- **DIRECTIVE**: Work out how many lines in the entries contain the string "Viscosa", and give nothing but that number.

start SOURCE MATERIAL

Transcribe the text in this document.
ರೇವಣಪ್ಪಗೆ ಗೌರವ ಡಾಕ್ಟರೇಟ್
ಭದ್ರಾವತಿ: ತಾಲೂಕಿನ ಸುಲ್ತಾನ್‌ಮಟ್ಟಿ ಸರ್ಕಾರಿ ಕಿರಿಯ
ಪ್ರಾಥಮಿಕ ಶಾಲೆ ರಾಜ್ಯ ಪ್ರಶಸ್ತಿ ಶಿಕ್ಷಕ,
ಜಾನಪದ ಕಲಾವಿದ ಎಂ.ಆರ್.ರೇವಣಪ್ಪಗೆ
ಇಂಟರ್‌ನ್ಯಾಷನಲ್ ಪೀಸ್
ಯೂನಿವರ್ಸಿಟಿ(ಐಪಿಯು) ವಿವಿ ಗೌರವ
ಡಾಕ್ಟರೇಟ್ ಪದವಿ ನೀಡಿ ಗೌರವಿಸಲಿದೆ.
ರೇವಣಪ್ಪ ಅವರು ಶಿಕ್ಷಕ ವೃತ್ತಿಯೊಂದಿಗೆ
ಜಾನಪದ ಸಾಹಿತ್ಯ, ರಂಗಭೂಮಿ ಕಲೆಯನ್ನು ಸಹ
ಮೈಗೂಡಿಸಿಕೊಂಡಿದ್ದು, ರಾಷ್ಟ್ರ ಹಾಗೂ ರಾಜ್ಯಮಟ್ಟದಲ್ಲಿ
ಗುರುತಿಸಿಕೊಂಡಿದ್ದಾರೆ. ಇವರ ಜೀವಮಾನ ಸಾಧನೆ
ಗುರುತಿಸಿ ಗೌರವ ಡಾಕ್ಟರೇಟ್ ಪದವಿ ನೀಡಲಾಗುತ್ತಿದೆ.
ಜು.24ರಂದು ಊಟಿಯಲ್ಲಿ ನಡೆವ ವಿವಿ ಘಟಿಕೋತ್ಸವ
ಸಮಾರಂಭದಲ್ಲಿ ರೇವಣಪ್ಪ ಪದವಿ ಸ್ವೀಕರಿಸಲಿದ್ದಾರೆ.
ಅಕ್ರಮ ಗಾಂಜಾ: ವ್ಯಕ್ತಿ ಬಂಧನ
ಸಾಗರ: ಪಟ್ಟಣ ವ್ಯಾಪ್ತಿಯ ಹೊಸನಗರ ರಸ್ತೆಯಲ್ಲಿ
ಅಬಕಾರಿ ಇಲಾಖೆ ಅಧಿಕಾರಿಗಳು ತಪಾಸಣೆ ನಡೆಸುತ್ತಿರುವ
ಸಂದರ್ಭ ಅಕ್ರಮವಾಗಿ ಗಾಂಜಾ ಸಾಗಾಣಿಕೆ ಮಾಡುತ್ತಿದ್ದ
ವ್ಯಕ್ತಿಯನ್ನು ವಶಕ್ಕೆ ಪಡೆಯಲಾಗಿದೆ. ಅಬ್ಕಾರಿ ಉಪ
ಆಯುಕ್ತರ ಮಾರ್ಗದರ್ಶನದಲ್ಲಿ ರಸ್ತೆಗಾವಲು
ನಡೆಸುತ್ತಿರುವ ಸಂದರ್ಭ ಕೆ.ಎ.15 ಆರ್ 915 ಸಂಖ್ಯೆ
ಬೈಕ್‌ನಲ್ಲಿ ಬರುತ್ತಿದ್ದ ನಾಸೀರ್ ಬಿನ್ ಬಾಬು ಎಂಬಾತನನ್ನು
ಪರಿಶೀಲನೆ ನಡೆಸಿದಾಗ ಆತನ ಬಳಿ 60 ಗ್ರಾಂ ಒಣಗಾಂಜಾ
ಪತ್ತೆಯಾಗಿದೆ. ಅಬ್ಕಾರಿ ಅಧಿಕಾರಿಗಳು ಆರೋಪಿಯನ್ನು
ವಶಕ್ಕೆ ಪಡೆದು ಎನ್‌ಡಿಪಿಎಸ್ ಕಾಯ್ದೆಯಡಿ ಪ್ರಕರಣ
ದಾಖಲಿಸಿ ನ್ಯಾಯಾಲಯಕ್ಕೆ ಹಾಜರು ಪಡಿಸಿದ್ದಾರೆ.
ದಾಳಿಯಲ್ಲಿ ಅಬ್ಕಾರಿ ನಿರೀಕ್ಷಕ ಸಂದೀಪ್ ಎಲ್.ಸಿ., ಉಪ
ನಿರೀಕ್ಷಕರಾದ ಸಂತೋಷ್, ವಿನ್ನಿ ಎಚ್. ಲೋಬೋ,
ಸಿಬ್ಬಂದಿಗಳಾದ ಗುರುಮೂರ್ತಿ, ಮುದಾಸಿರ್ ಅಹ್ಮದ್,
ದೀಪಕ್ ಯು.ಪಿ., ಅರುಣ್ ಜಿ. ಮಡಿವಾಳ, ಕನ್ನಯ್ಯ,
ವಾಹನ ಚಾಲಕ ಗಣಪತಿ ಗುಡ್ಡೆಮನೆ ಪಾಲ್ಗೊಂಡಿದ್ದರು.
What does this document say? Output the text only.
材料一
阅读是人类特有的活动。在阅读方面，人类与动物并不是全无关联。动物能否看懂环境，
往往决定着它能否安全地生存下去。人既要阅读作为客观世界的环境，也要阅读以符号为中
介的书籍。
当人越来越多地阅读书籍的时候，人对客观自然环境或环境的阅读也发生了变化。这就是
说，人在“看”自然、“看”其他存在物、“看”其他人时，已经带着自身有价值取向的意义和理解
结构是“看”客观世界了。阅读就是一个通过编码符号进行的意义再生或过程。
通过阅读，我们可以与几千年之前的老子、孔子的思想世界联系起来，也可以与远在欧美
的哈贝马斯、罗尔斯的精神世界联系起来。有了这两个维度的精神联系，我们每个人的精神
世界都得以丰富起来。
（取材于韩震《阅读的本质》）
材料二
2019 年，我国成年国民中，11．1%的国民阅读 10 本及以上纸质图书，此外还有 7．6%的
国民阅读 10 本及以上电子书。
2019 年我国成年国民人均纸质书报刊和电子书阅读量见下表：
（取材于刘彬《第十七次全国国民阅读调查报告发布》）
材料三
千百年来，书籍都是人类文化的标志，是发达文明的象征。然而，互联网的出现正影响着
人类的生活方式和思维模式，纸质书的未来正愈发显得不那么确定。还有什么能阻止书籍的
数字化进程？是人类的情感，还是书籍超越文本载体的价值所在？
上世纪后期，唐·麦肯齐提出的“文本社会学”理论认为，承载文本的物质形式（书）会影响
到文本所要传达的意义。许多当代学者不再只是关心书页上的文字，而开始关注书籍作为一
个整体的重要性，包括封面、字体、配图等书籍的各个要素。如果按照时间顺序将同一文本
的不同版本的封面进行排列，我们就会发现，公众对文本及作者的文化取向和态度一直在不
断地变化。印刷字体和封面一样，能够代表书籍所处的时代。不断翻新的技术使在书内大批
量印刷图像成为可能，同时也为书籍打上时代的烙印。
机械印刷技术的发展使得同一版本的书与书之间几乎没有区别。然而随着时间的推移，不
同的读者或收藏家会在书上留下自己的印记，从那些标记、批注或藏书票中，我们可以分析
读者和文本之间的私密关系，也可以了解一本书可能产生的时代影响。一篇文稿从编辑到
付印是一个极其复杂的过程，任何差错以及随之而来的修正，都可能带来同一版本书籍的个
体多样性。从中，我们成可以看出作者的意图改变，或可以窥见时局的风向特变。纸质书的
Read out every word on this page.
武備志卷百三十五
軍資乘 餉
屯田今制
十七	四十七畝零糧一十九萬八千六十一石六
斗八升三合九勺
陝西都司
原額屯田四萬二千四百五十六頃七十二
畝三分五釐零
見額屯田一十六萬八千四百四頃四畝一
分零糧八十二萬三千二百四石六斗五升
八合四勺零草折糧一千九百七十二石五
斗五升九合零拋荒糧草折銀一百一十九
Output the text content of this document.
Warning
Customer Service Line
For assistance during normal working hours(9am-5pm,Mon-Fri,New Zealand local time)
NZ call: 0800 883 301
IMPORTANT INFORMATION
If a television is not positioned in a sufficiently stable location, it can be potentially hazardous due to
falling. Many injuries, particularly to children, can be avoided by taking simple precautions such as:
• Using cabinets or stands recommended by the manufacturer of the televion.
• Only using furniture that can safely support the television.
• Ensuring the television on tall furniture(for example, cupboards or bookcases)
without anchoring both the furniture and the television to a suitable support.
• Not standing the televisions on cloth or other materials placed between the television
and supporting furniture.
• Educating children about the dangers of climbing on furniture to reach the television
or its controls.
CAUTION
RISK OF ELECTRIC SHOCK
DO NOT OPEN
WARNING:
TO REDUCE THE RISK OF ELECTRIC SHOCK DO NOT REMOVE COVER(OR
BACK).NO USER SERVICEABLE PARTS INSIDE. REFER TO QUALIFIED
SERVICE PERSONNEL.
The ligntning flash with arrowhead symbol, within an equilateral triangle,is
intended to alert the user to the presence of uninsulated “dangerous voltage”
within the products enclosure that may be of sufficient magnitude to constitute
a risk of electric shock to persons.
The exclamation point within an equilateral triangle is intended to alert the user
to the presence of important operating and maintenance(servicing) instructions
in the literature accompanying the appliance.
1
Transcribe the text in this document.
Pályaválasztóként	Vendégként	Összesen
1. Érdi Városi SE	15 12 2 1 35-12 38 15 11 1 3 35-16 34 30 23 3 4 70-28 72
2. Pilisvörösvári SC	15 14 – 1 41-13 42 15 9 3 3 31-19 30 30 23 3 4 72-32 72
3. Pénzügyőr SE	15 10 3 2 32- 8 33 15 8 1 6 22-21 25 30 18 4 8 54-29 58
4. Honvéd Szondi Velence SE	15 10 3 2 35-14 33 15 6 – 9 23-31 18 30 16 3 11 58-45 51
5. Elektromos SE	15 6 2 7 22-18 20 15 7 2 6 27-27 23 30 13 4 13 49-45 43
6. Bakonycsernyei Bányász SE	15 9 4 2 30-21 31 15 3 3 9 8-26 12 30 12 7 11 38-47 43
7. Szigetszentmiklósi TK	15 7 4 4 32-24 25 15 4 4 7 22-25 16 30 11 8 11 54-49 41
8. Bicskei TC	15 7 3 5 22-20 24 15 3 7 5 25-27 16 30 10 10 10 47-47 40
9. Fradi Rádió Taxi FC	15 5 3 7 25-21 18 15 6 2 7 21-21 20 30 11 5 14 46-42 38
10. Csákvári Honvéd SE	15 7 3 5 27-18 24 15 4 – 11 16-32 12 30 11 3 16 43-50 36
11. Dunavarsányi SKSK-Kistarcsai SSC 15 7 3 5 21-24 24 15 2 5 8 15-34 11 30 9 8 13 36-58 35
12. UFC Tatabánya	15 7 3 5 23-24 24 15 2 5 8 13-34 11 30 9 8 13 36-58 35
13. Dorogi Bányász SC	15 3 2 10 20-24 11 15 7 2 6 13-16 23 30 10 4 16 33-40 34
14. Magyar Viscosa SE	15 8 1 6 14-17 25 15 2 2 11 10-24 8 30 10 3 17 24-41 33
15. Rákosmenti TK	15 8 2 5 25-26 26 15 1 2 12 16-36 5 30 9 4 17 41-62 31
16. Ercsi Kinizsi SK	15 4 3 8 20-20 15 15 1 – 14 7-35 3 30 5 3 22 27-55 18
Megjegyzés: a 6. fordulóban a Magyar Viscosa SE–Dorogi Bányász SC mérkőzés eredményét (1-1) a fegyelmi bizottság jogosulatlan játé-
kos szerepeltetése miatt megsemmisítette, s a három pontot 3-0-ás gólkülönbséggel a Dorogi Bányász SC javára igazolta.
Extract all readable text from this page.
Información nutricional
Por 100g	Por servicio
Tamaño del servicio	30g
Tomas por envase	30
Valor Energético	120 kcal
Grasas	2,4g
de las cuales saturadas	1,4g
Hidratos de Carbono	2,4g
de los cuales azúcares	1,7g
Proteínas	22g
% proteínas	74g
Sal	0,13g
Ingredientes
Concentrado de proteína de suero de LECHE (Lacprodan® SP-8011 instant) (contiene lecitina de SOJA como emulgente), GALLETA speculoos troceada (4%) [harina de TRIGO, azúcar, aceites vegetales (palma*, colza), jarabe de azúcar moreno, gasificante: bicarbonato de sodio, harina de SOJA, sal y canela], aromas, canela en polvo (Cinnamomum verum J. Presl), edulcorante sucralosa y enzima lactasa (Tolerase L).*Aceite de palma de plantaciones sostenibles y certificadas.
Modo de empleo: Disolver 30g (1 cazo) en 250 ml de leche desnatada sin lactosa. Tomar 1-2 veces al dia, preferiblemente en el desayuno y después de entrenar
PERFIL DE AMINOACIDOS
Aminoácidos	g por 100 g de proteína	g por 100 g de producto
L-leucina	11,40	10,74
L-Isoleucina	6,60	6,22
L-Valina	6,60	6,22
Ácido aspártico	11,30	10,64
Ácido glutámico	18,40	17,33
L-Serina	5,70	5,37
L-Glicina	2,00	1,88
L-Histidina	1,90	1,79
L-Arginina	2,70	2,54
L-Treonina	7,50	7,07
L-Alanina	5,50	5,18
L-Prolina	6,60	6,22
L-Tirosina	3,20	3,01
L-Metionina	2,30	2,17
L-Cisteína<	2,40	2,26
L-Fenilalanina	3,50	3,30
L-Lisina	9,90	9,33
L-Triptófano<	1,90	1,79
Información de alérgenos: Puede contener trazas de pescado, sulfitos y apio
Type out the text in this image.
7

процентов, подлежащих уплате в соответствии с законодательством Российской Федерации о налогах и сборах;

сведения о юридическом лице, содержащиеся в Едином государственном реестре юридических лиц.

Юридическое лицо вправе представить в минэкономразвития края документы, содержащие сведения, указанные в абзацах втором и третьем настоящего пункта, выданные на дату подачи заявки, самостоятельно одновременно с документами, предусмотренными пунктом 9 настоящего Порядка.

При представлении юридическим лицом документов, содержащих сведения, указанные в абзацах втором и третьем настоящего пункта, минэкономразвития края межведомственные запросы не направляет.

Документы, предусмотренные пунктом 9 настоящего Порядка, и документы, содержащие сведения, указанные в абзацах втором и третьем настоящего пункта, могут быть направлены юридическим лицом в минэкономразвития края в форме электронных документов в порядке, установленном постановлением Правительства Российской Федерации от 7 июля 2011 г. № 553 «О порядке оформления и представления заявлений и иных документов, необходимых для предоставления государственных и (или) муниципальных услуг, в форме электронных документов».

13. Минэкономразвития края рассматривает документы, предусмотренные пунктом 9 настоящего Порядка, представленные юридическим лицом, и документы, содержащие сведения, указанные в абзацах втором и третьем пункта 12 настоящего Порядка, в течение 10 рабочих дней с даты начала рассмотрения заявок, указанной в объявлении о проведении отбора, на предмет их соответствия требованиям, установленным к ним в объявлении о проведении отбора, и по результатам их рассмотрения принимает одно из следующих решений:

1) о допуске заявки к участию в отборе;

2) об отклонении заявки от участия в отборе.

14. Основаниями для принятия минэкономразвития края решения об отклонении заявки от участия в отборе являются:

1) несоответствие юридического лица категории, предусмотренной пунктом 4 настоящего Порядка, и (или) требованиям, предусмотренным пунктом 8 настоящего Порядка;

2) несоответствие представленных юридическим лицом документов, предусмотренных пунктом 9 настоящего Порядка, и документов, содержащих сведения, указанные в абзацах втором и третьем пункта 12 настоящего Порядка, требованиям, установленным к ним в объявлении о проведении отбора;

end SOURCE MATERIAL

- **REPLY**: 2